--- Given exercise ---
Print out every record exactly as it appears.

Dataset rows
◆ ◆ ◆ ◆ ◆

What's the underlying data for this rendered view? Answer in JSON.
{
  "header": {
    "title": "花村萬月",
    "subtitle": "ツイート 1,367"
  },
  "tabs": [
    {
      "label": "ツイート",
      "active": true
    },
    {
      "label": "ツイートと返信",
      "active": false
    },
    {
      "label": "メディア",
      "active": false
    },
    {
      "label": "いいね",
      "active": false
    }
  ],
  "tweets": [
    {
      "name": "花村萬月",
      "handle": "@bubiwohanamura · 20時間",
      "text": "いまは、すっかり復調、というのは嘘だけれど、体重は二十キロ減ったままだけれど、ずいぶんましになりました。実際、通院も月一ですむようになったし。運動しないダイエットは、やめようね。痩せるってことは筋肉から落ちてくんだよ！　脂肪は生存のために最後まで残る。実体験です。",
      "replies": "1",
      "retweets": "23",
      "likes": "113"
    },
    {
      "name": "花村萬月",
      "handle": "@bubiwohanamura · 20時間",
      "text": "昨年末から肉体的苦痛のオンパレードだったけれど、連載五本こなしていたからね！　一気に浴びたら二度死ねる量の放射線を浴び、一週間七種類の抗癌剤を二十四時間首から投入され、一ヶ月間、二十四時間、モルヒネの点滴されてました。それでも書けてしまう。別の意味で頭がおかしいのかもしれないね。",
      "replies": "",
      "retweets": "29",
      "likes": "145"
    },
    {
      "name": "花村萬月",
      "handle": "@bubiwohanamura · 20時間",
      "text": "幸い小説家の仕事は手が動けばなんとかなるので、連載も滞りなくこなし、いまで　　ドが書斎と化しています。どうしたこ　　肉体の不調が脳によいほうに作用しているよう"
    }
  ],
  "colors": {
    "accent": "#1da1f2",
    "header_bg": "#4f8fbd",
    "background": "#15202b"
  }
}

◆ ◆ ◆ ◆ ◆

--- Task solution ---
What's the underlying data for this rendered view? Answer in JSON.
{
  "header": {
    "title": "花村萬月",
    "subtitle": "ツイート 1,367"
  },
  "tabs": [
    {
      "label": "ツイート",
      "active": true
    },
    {
      "label": "ツイートと返信",
      "active": false
    },
    {
      "label": "メディア",
      "active": false
    },
    {
      "label": "いいね",
      "active": false
    }
  ],
  "tweets": [
    {
      "name": "花村萬月",
      "handle": "@bubiwohanamura · 20時間",
      "text": "いまは、すっかり復調、というのは嘘だけれど、体重は二十キロ減ったままだけれど、ずいぶんましになりました。実際、通院も月一ですむようになったし。運動しないダイエットは、やめようね。痩せるってことは筋肉から落ちてくんだよ！　脂肪は生存のために最後まで残る。実体験です。",
      "replies": "1",
      "retweets": "23",
      "likes": "113"
    },
    {
      "name": "花村萬月",
      "handle": "@bubiwohanamura · 20時間",
      "text": "昨年末から肉体的苦痛のオンパレードだったけれど、連載五本こなしていたからね！　一気に浴びたら二度死ねる量の放射線を浴び、一週間七種類の抗癌剤を二十四時間首から投入され、一ヶ月間、二十四時間、モルヒネの点滴されてました。それでも書けてしまう。別の意味で頭がおかしいのかもしれないね。",
      "replies": "",
      "retweets": "29",
      "likes": "145"
    },
    {
      "name": "花村萬月",
      "handle": "@bubiwohanamura · 20時間",
      "text": "幸い小説家の仕事は手が動けばなんとかなるので、連載も滞りなくこなし、いまで　　ドが書斎と化しています。どうしたこ　　肉体の不調が脳によいほうに作用しているよう"
    }
  ],
  "colors": {
    "accent": "#1da1f2",
    "header_bg": "#4f8fbd",
    "background": "#15202b"
  }
}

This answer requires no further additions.